[Stored items from a collection]
+===+
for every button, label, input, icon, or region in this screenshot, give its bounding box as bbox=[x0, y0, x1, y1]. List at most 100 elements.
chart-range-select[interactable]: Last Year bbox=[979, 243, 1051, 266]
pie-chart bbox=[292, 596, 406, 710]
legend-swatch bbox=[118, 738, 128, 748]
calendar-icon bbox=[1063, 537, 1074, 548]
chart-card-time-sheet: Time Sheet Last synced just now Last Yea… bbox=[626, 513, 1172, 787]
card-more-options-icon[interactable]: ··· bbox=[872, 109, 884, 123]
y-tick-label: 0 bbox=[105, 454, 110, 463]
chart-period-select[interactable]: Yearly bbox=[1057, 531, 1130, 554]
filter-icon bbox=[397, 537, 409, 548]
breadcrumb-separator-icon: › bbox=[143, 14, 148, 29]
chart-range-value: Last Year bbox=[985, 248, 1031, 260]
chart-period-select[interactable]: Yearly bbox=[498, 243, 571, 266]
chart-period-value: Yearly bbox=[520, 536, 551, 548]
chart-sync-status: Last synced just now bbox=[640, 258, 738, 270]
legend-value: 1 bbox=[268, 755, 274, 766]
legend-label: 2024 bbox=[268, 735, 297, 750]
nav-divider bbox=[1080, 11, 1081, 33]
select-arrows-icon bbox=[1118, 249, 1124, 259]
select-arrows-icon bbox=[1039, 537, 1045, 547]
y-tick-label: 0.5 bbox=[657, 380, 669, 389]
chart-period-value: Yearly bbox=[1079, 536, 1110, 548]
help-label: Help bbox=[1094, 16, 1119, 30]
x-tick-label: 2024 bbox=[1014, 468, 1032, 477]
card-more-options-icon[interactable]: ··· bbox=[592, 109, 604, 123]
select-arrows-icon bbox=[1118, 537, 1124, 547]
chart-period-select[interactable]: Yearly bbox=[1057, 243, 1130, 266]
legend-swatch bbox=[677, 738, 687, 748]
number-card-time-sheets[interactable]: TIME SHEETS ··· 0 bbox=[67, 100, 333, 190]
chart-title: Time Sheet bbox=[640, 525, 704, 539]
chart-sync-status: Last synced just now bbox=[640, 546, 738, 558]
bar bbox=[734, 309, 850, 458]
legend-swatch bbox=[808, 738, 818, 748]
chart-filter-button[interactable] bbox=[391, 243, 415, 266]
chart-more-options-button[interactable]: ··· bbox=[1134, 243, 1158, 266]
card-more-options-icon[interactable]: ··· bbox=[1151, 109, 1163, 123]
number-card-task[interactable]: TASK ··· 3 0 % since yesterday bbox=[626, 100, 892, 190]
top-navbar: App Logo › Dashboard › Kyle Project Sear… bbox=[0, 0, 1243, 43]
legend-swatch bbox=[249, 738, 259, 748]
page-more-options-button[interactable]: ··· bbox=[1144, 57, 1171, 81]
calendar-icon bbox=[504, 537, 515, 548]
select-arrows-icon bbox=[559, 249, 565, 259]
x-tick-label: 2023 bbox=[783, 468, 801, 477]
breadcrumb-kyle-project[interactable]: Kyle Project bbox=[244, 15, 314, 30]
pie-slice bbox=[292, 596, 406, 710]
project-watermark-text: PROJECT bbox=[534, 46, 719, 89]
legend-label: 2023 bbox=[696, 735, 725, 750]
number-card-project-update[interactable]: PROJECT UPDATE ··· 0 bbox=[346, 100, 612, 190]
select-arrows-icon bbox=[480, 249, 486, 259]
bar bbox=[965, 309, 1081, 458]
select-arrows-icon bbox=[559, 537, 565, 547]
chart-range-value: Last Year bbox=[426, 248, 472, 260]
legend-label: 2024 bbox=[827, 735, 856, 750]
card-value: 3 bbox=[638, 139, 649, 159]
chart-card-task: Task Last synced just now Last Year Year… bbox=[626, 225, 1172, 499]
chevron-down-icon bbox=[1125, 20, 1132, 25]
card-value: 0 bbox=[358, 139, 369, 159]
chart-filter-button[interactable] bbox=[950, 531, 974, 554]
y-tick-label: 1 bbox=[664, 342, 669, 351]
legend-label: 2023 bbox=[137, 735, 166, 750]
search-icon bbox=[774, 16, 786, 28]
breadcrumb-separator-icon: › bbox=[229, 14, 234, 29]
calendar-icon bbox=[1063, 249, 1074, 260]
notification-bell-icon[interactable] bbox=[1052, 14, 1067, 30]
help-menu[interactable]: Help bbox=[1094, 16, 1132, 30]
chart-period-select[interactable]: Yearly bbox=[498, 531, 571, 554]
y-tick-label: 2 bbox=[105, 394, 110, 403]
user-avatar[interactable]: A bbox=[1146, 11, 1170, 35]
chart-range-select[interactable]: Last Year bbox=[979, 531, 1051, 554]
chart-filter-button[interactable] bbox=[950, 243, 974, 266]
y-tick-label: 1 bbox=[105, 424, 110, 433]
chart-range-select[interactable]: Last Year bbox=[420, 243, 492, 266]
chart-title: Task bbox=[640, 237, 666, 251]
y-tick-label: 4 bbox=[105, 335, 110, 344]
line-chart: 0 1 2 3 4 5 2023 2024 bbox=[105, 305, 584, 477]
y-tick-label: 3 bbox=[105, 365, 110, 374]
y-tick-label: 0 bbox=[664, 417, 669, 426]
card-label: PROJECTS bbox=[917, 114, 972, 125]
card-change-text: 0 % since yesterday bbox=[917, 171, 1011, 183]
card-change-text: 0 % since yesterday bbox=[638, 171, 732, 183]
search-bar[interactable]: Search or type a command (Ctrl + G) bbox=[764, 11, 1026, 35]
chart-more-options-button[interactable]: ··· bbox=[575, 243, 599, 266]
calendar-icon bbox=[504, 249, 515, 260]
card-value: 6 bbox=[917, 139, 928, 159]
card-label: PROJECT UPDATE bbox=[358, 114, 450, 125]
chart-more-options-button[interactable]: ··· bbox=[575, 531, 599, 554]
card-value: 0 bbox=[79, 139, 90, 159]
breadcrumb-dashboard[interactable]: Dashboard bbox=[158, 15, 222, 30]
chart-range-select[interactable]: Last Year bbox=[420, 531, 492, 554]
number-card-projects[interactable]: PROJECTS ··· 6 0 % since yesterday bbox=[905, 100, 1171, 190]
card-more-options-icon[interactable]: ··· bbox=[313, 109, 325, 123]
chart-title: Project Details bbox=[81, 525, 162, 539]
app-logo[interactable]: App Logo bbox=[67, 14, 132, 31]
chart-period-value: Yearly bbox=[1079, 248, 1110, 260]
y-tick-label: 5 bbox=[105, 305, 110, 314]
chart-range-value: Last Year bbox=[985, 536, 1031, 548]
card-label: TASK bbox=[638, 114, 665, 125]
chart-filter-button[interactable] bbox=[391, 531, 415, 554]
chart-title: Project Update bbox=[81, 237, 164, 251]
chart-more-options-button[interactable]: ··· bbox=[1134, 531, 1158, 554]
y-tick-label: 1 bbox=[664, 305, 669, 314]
+===+
■ **Instructions for the task**
Rewrite the items above, swapping every "Yearly" for "Monthly" and leaving everything else unchanged.

■ **Response to the exercise**
for every button, label, input, icon, or region in this screenshot, give its bounding box as bbox=[x0, y0, x1, y1]. List at most 100 elements.
chart-range-select[interactable]: Last Year bbox=[979, 243, 1051, 266]
pie-chart bbox=[292, 596, 406, 710]
legend-swatch bbox=[118, 738, 128, 748]
calendar-icon bbox=[1063, 537, 1074, 548]
chart-card-time-sheet: Time Sheet Last synced just now Last Yea… bbox=[626, 513, 1172, 787]
card-more-options-icon[interactable]: ··· bbox=[872, 109, 884, 123]
y-tick-label: 0 bbox=[105, 454, 110, 463]
chart-period-select[interactable]: Monthly bbox=[1057, 531, 1130, 554]
filter-icon bbox=[397, 537, 409, 548]
breadcrumb-separator-icon: › bbox=[143, 14, 148, 29]
chart-range-value: Last Year bbox=[985, 248, 1031, 260]
chart-period-select[interactable]: Monthly bbox=[498, 243, 571, 266]
chart-period-value: Monthly bbox=[520, 536, 551, 548]
chart-sync-status: Last synced just now bbox=[640, 258, 738, 270]
legend-value: 1 bbox=[268, 755, 274, 766]
legend-label: 2024 bbox=[268, 735, 297, 750]
nav-divider bbox=[1080, 11, 1081, 33]
select-arrows-icon bbox=[1118, 249, 1124, 259]
select-arrows-icon bbox=[1039, 537, 1045, 547]
y-tick-label: 0.5 bbox=[657, 380, 669, 389]
chart-period-value: Monthly bbox=[1079, 536, 1110, 548]
help-label: Help bbox=[1094, 16, 1119, 30]
x-tick-label: 2024 bbox=[1014, 468, 1032, 477]
card-more-options-icon[interactable]: ··· bbox=[592, 109, 604, 123]
select-arrows-icon bbox=[1118, 537, 1124, 547]
chart-period-select[interactable]: Monthly bbox=[1057, 243, 1130, 266]
legend-swatch bbox=[677, 738, 687, 748]
number-card-time-sheets[interactable]: TIME SHEETS ··· 0 bbox=[67, 100, 333, 190]
chart-title: Time Sheet bbox=[640, 525, 704, 539]
chart-sync-status: Last synced just now bbox=[640, 546, 738, 558]
bar bbox=[734, 309, 850, 458]
legend-swatch bbox=[808, 738, 818, 748]
chart-filter-button[interactable] bbox=[391, 243, 415, 266]
chart-more-options-button[interactable]: ··· bbox=[1134, 243, 1158, 266]
card-more-options-icon[interactable]: ··· bbox=[1151, 109, 1163, 123]
number-card-task[interactable]: TASK ··· 3 0 % since yesterday bbox=[626, 100, 892, 190]
top-navbar: App Logo › Dashboard › Kyle Project Sear… bbox=[0, 0, 1243, 43]
legend-swatch bbox=[249, 738, 259, 748]
page-more-options-button[interactable]: ··· bbox=[1144, 57, 1171, 81]
calendar-icon bbox=[504, 537, 515, 548]
select-arrows-icon bbox=[559, 249, 565, 259]
x-tick-label: 2023 bbox=[783, 468, 801, 477]
breadcrumb-kyle-project[interactable]: Kyle Project bbox=[244, 15, 314, 30]
pie-slice bbox=[292, 596, 406, 710]
project-watermark-text: PROJECT bbox=[534, 46, 719, 89]
legend-label: 2023 bbox=[696, 735, 725, 750]
number-card-project-update[interactable]: PROJECT UPDATE ··· 0 bbox=[346, 100, 612, 190]
select-arrows-icon bbox=[480, 249, 486, 259]
bar bbox=[965, 309, 1081, 458]
select-arrows-icon bbox=[559, 537, 565, 547]
chart-range-value: Last Year bbox=[426, 248, 472, 260]
legend-label: 2024 bbox=[827, 735, 856, 750]
card-value: 3 bbox=[638, 139, 649, 159]
chart-card-task: Task Last synced just now Last Year Year… bbox=[626, 225, 1172, 499]
chevron-down-icon bbox=[1125, 20, 1132, 25]
card-value: 0 bbox=[358, 139, 369, 159]
chart-filter-button[interactable] bbox=[950, 531, 974, 554]
y-tick-label: 1 bbox=[664, 342, 669, 351]
legend-label: 2023 bbox=[137, 735, 166, 750]
search-icon bbox=[774, 16, 786, 28]
breadcrumb-separator-icon: › bbox=[229, 14, 234, 29]
calendar-icon bbox=[1063, 249, 1074, 260]
notification-bell-icon[interactable] bbox=[1052, 14, 1067, 30]
help-menu[interactable]: Help bbox=[1094, 16, 1132, 30]
chart-period-select[interactable]: Monthly bbox=[498, 531, 571, 554]
y-tick-label: 2 bbox=[105, 394, 110, 403]
user-avatar[interactable]: A bbox=[1146, 11, 1170, 35]
chart-range-select[interactable]: Last Year bbox=[979, 531, 1051, 554]
chart-filter-button[interactable] bbox=[950, 243, 974, 266]
y-tick-label: 1 bbox=[105, 424, 110, 433]
chart-range-select[interactable]: Last Year bbox=[420, 243, 492, 266]
chart-title: Task bbox=[640, 237, 666, 251]
y-tick-label: 4 bbox=[105, 335, 110, 344]
line-chart: 0 1 2 3 4 5 2023 2024 bbox=[105, 305, 584, 477]
y-tick-label: 3 bbox=[105, 365, 110, 374]
y-tick-label: 0 bbox=[664, 417, 669, 426]
card-label: PROJECTS bbox=[917, 114, 972, 125]
card-change-text: 0 % since yesterday bbox=[917, 171, 1011, 183]
card-change-text: 0 % since yesterday bbox=[638, 171, 732, 183]
search-bar[interactable]: Search or type a command (Ctrl + G) bbox=[764, 11, 1026, 35]
chart-more-options-button[interactable]: ··· bbox=[575, 243, 599, 266]
calendar-icon bbox=[504, 249, 515, 260]
card-value: 6 bbox=[917, 139, 928, 159]
card-label: PROJECT UPDATE bbox=[358, 114, 450, 125]
chart-more-options-button[interactable]: ··· bbox=[575, 531, 599, 554]
card-value: 0 bbox=[79, 139, 90, 159]
breadcrumb-dashboard[interactable]: Dashboard bbox=[158, 15, 222, 30]
chart-range-select[interactable]: Last Year bbox=[420, 531, 492, 554]
number-card-projects[interactable]: PROJECTS ··· 6 0 % since yesterday bbox=[905, 100, 1171, 190]
card-more-options-icon[interactable]: ··· bbox=[313, 109, 325, 123]
chart-title: Project Details bbox=[81, 525, 162, 539]
app-logo[interactable]: App Logo bbox=[67, 14, 132, 31]
chart-period-value: Monthly bbox=[1079, 248, 1110, 260]
y-tick-label: 5 bbox=[105, 305, 110, 314]
chart-range-value: Last Year bbox=[985, 536, 1031, 548]
card-label: TASK bbox=[638, 114, 665, 125]
chart-filter-button[interactable] bbox=[391, 531, 415, 554]
chart-title: Project Update bbox=[81, 237, 164, 251]
chart-more-options-button[interactable]: ··· bbox=[1134, 531, 1158, 554]
y-tick-label: 1 bbox=[664, 305, 669, 314]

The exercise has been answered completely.